TASK INSTRUCTIONS> Without the pictures, copy all the entries below exactly.

DATA EXCERPTS>

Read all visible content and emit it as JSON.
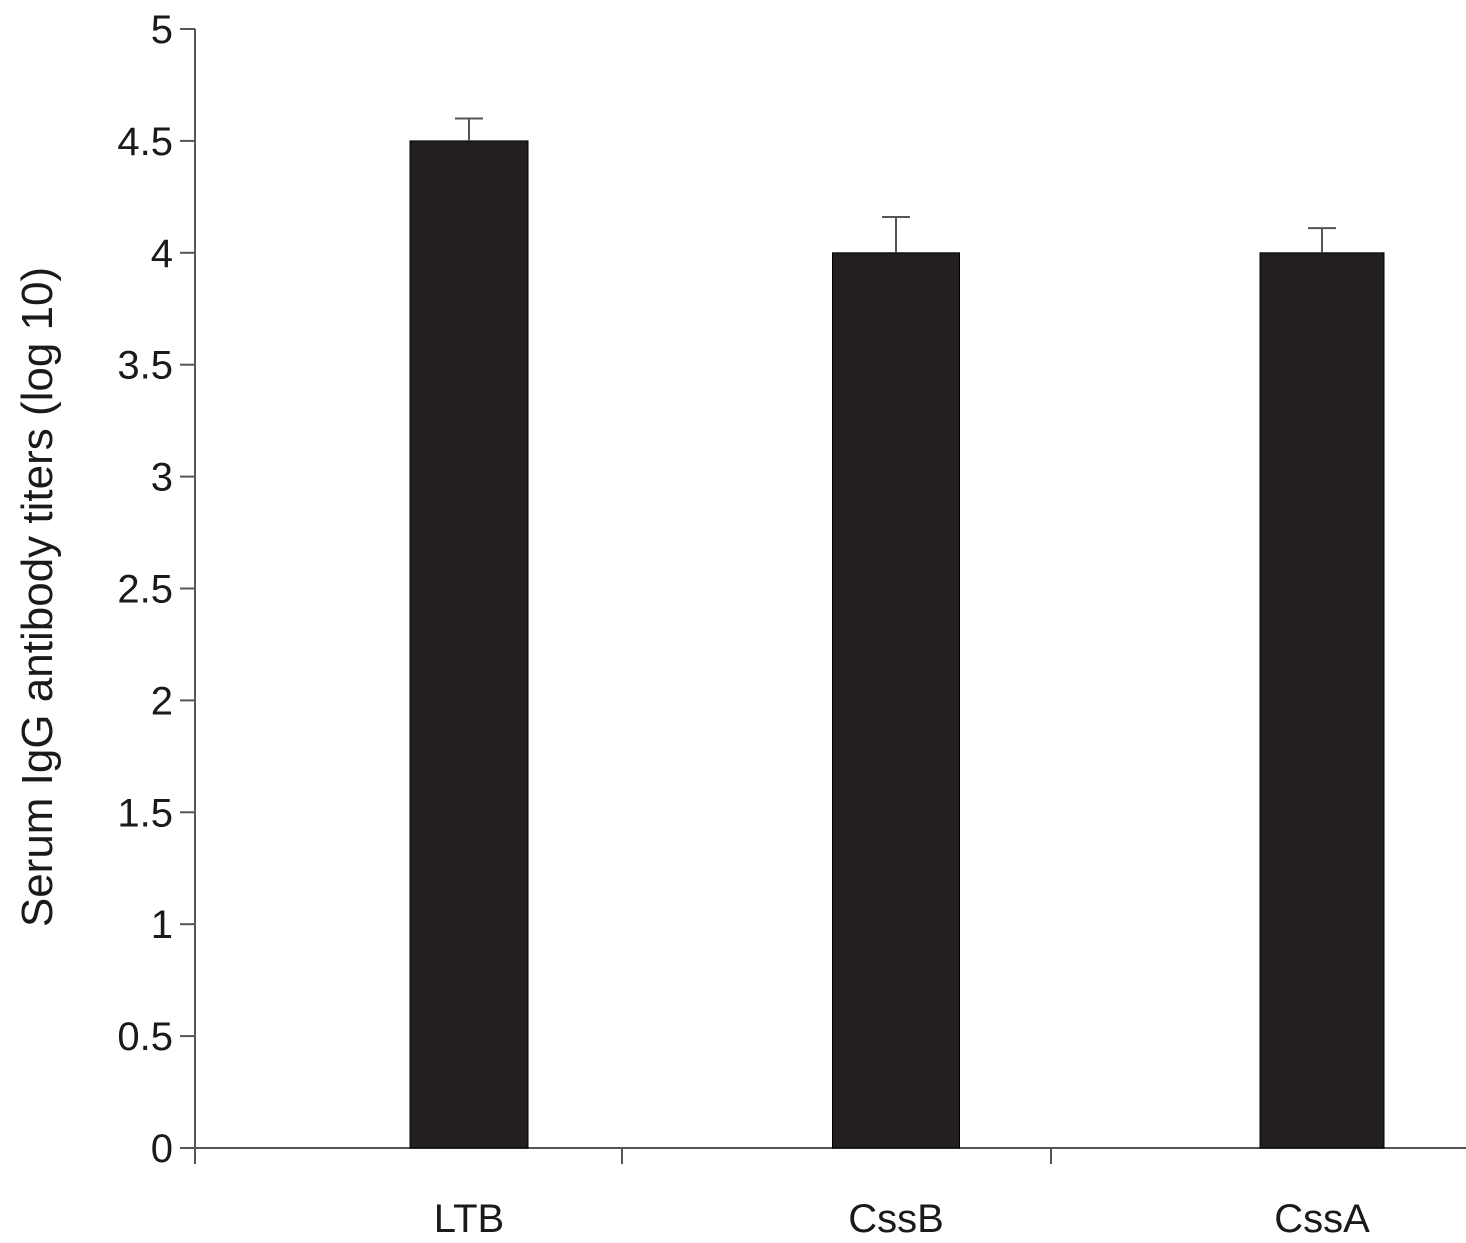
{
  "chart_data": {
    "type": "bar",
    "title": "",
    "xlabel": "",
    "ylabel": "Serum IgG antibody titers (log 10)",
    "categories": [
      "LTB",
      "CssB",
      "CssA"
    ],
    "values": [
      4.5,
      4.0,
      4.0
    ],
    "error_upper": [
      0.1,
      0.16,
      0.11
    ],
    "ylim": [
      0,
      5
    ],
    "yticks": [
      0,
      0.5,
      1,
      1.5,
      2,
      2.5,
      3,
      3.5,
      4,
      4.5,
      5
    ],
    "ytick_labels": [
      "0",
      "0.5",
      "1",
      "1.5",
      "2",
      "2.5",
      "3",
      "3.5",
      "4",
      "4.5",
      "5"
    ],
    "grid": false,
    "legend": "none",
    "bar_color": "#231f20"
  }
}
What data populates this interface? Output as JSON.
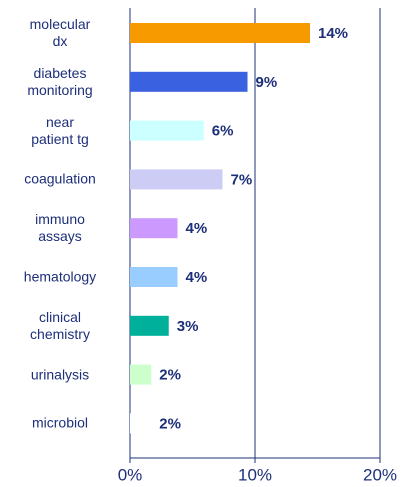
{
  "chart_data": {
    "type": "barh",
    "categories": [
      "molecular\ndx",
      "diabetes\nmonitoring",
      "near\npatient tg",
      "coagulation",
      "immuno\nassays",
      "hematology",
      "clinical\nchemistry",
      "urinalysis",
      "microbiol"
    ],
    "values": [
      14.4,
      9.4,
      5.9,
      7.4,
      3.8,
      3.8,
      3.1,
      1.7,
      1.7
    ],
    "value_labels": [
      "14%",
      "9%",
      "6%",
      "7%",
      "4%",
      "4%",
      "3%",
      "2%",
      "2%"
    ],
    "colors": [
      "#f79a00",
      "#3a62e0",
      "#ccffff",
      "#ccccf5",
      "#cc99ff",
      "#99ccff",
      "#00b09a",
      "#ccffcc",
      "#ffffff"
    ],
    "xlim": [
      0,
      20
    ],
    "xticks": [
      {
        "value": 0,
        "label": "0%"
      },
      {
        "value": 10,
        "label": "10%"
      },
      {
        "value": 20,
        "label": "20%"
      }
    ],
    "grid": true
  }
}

EXERCISE SOLUTION>
Read all visible content and emit it as JSON.
{
  "chart_data": {
    "type": "bar",
    "title": "",
    "xlabel": "",
    "ylabel": "Serum IgG antibody titers (log 10)",
    "categories": [
      "LTB",
      "CssB",
      "CssA"
    ],
    "values": [
      4.5,
      4.0,
      4.0
    ],
    "error_upper": [
      0.1,
      0.16,
      0.11
    ],
    "ylim": [
      0,
      5
    ],
    "yticks": [
      0,
      0.5,
      1,
      1.5,
      2,
      2.5,
      3,
      3.5,
      4,
      4.5,
      5
    ],
    "ytick_labels": [
      "0",
      "0.5",
      "1",
      "1.5",
      "2",
      "2.5",
      "3",
      "3.5",
      "4",
      "4.5",
      "5"
    ],
    "grid": false,
    "legend": "none",
    "bar_color": "#231f20"
  }
}
What data populates this interface? Output as JSON.
{
  "chart_data": {
    "type": "barh",
    "categories": [
      "molecular\ndx",
      "diabetes\nmonitoring",
      "near\npatient tg",
      "coagulation",
      "immuno\nassays",
      "hematology",
      "clinical\nchemistry",
      "urinalysis",
      "microbiol"
    ],
    "values": [
      14.4,
      9.4,
      5.9,
      7.4,
      3.8,
      3.8,
      3.1,
      1.7,
      1.7
    ],
    "value_labels": [
      "14%",
      "9%",
      "6%",
      "7%",
      "4%",
      "4%",
      "3%",
      "2%",
      "2%"
    ],
    "colors": [
      "#f79a00",
      "#3a62e0",
      "#ccffff",
      "#ccccf5",
      "#cc99ff",
      "#99ccff",
      "#00b09a",
      "#ccffcc",
      "#ffffff"
    ],
    "xlim": [
      0,
      20
    ],
    "xticks": [
      {
        "value": 0,
        "label": "0%"
      },
      {
        "value": 10,
        "label": "10%"
      },
      {
        "value": 20,
        "label": "20%"
      }
    ],
    "grid": true
  }
}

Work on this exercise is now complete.